▶ **Exercise directions**:
All the data below goes into the copy word for word, but the pictures don't.
——
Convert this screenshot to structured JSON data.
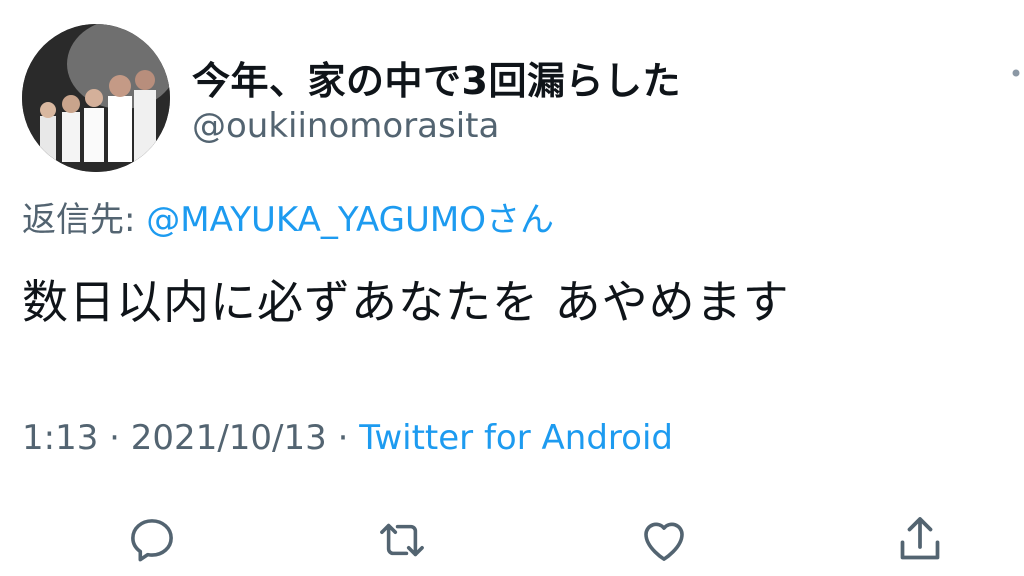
{
  "tweet": {
    "display_name": "今年、家の中で3回漏らした",
    "handle": "@oukiinomorasita",
    "reply_prefix": "返信先: ",
    "reply_mention": "@MAYUKA_YAGUMOさん",
    "text": "数日以内に必ずあなたを あやめます",
    "time": "1:13",
    "separator1": " · ",
    "date": "2021/10/13",
    "separator2": " · ",
    "source": "Twitter for Android"
  },
  "actions": [
    "reply-icon",
    "retweet-icon",
    "like-icon",
    "share-icon"
  ],
  "colors": {
    "text": "#0f1419",
    "secondary": "#536471",
    "link": "#1d9bf0"
  }
}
——
▶ **Solution below**:
Convert this screenshot to structured JSON data.
{
  "tweet": {
    "display_name": "今年、家の中で3回漏らした",
    "handle": "@oukiinomorasita",
    "reply_prefix": "返信先: ",
    "reply_mention": "@MAYUKA_YAGUMOさん",
    "text": "数日以内に必ずあなたを あやめます",
    "time": "1:13",
    "separator1": " · ",
    "date": "2021/10/13",
    "separator2": " · ",
    "source": "Twitter for Android"
  },
  "actions": [
    "reply-icon",
    "retweet-icon",
    "like-icon",
    "share-icon"
  ],
  "colors": {
    "text": "#0f1419",
    "secondary": "#536471",
    "link": "#1d9bf0"
  }
}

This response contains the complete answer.